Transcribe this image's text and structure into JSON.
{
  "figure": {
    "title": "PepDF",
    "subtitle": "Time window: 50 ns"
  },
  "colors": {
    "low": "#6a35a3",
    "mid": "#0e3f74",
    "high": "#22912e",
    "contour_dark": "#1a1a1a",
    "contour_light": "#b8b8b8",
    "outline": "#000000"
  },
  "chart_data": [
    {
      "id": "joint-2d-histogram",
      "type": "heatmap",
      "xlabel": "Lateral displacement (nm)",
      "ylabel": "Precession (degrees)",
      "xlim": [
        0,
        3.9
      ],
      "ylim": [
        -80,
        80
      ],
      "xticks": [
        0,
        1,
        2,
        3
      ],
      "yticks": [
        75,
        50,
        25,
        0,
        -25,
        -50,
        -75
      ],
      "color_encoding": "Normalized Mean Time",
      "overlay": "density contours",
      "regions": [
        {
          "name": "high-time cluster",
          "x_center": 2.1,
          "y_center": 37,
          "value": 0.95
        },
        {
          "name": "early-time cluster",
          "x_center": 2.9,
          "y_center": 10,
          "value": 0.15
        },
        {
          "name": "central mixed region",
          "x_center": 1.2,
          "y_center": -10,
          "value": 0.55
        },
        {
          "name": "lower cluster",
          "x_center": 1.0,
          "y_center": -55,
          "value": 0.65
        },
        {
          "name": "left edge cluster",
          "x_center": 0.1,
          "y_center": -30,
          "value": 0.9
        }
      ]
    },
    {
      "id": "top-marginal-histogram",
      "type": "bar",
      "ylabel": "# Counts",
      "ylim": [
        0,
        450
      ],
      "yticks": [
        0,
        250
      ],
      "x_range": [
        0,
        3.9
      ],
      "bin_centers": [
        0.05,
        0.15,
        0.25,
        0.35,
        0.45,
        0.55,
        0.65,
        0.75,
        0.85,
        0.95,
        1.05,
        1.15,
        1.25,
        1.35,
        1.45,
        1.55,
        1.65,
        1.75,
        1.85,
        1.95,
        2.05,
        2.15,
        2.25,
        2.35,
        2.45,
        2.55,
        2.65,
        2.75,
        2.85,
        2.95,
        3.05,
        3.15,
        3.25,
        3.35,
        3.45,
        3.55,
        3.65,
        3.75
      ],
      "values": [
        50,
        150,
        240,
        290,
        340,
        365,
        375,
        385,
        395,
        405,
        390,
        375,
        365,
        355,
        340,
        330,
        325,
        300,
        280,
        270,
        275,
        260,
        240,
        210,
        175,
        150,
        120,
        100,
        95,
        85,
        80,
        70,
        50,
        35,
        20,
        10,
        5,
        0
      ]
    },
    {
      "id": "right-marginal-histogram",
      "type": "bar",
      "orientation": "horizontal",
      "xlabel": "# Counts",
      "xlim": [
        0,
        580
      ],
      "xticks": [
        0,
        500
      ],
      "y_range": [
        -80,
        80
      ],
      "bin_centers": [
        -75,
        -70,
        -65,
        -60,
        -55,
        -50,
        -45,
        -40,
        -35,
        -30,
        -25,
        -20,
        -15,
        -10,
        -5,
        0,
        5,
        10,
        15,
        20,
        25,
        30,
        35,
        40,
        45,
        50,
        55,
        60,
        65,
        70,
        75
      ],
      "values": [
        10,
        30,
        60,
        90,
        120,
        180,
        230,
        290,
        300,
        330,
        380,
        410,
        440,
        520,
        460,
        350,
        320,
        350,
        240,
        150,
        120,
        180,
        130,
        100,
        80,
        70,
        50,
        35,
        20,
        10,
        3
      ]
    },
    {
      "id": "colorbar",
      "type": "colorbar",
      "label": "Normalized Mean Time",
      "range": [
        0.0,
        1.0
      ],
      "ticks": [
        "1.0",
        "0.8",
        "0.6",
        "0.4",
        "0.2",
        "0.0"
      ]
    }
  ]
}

☆ ☆ ☆ ☆

Exercise goal —
Produce an exact copy of every entry above.

Solution for this task —
Transcribe this image's text and structure into JSON.
{
  "figure": {
    "title": "PepDF",
    "subtitle": "Time window: 50 ns"
  },
  "colors": {
    "low": "#6a35a3",
    "mid": "#0e3f74",
    "high": "#22912e",
    "contour_dark": "#1a1a1a",
    "contour_light": "#b8b8b8",
    "outline": "#000000"
  },
  "chart_data": [
    {
      "id": "joint-2d-histogram",
      "type": "heatmap",
      "xlabel": "Lateral displacement (nm)",
      "ylabel": "Precession (degrees)",
      "xlim": [
        0,
        3.9
      ],
      "ylim": [
        -80,
        80
      ],
      "xticks": [
        0,
        1,
        2,
        3
      ],
      "yticks": [
        75,
        50,
        25,
        0,
        -25,
        -50,
        -75
      ],
      "color_encoding": "Normalized Mean Time",
      "overlay": "density contours",
      "regions": [
        {
          "name": "high-time cluster",
          "x_center": 2.1,
          "y_center": 37,
          "value": 0.95
        },
        {
          "name": "early-time cluster",
          "x_center": 2.9,
          "y_center": 10,
          "value": 0.15
        },
        {
          "name": "central mixed region",
          "x_center": 1.2,
          "y_center": -10,
          "value": 0.55
        },
        {
          "name": "lower cluster",
          "x_center": 1.0,
          "y_center": -55,
          "value": 0.65
        },
        {
          "name": "left edge cluster",
          "x_center": 0.1,
          "y_center": -30,
          "value": 0.9
        }
      ]
    },
    {
      "id": "top-marginal-histogram",
      "type": "bar",
      "ylabel": "# Counts",
      "ylim": [
        0,
        450
      ],
      "yticks": [
        0,
        250
      ],
      "x_range": [
        0,
        3.9
      ],
      "bin_centers": [
        0.05,
        0.15,
        0.25,
        0.35,
        0.45,
        0.55,
        0.65,
        0.75,
        0.85,
        0.95,
        1.05,
        1.15,
        1.25,
        1.35,
        1.45,
        1.55,
        1.65,
        1.75,
        1.85,
        1.95,
        2.05,
        2.15,
        2.25,
        2.35,
        2.45,
        2.55,
        2.65,
        2.75,
        2.85,
        2.95,
        3.05,
        3.15,
        3.25,
        3.35,
        3.45,
        3.55,
        3.65,
        3.75
      ],
      "values": [
        50,
        150,
        240,
        290,
        340,
        365,
        375,
        385,
        395,
        405,
        390,
        375,
        365,
        355,
        340,
        330,
        325,
        300,
        280,
        270,
        275,
        260,
        240,
        210,
        175,
        150,
        120,
        100,
        95,
        85,
        80,
        70,
        50,
        35,
        20,
        10,
        5,
        0
      ]
    },
    {
      "id": "right-marginal-histogram",
      "type": "bar",
      "orientation": "horizontal",
      "xlabel": "# Counts",
      "xlim": [
        0,
        580
      ],
      "xticks": [
        0,
        500
      ],
      "y_range": [
        -80,
        80
      ],
      "bin_centers": [
        -75,
        -70,
        -65,
        -60,
        -55,
        -50,
        -45,
        -40,
        -35,
        -30,
        -25,
        -20,
        -15,
        -10,
        -5,
        0,
        5,
        10,
        15,
        20,
        25,
        30,
        35,
        40,
        45,
        50,
        55,
        60,
        65,
        70,
        75
      ],
      "values": [
        10,
        30,
        60,
        90,
        120,
        180,
        230,
        290,
        300,
        330,
        380,
        410,
        440,
        520,
        460,
        350,
        320,
        350,
        240,
        150,
        120,
        180,
        130,
        100,
        80,
        70,
        50,
        35,
        20,
        10,
        3
      ]
    },
    {
      "id": "colorbar",
      "type": "colorbar",
      "label": "Normalized Mean Time",
      "range": [
        0.0,
        1.0
      ],
      "ticks": [
        "1.0",
        "0.8",
        "0.6",
        "0.4",
        "0.2",
        "0.0"
      ]
    }
  ]
}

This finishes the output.